TASK DIRECTIONS - Scan the data. Collect each line that contains the word "omnem".

************

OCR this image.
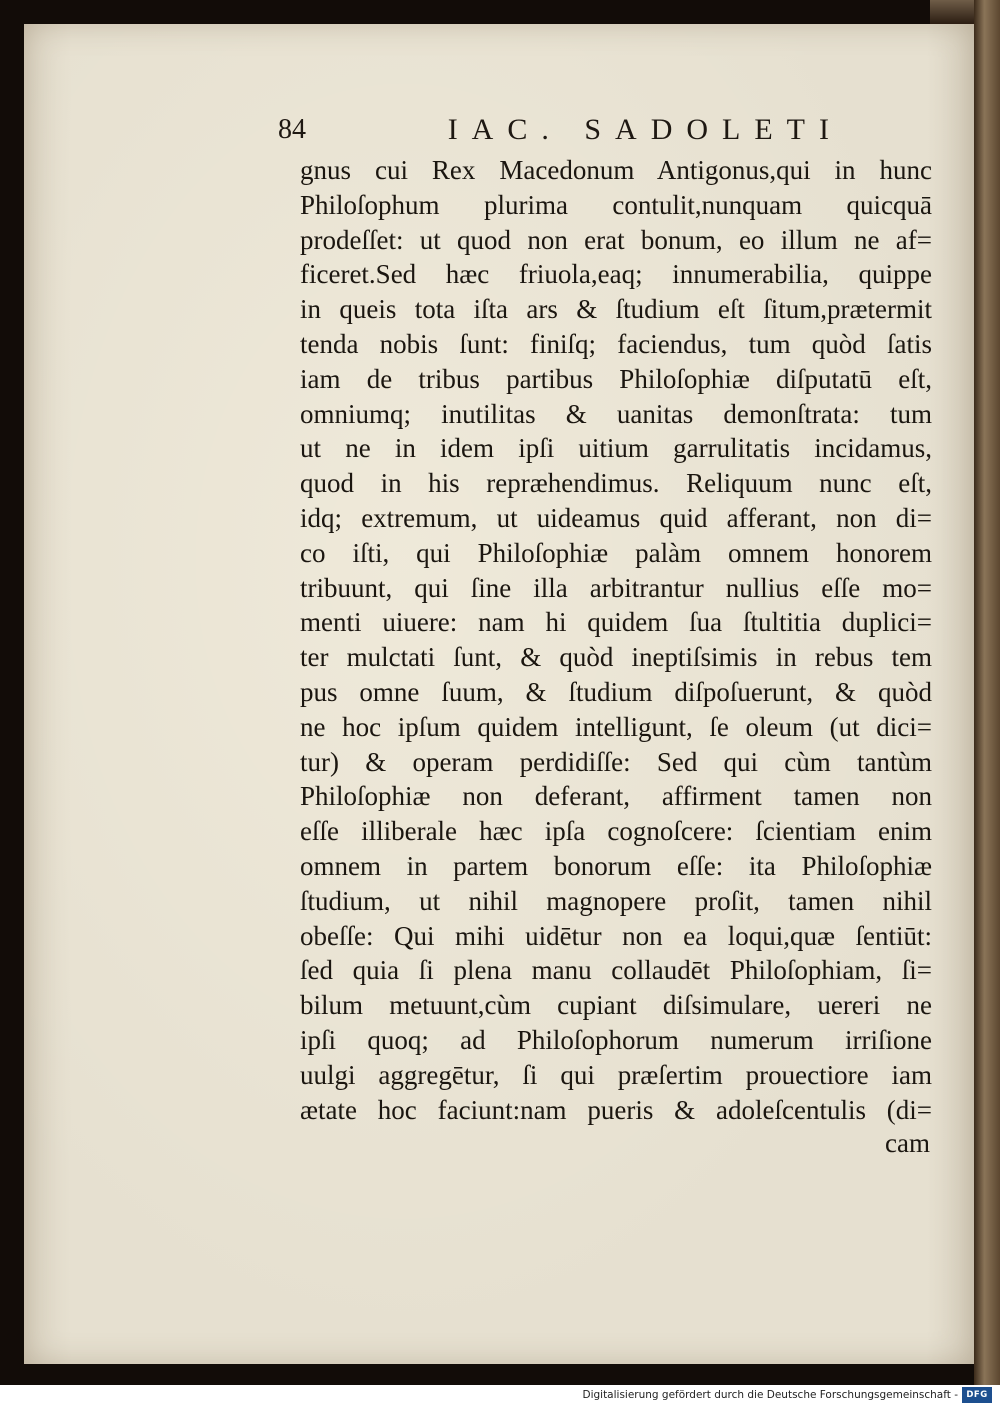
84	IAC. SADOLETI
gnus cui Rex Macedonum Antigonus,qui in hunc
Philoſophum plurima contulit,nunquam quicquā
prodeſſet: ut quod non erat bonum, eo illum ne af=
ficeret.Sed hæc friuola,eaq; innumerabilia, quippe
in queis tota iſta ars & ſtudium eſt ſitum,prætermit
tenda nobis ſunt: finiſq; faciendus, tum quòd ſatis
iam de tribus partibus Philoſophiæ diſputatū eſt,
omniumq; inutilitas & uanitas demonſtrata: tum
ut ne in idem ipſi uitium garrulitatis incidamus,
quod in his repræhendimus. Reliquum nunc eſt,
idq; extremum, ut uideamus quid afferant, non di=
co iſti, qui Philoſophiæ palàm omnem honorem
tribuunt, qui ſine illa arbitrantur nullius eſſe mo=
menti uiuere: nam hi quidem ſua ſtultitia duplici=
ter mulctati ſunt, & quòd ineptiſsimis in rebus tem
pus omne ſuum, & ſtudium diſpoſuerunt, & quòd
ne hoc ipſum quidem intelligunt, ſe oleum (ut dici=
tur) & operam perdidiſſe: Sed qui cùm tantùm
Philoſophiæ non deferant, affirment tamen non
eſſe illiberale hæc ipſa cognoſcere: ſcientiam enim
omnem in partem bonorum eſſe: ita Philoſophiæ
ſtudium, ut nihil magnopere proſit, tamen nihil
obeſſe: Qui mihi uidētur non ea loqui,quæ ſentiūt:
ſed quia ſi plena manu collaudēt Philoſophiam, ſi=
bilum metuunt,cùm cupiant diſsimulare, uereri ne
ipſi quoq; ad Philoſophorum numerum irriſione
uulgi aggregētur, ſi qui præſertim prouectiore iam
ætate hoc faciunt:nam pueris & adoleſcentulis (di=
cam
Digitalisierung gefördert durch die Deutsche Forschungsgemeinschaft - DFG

************

EXERCISE RESULT -
co iſti, qui Philoſophiæ palàm omnem honorem
omnem in partem bonorum eſſe: ita Philoſophiæ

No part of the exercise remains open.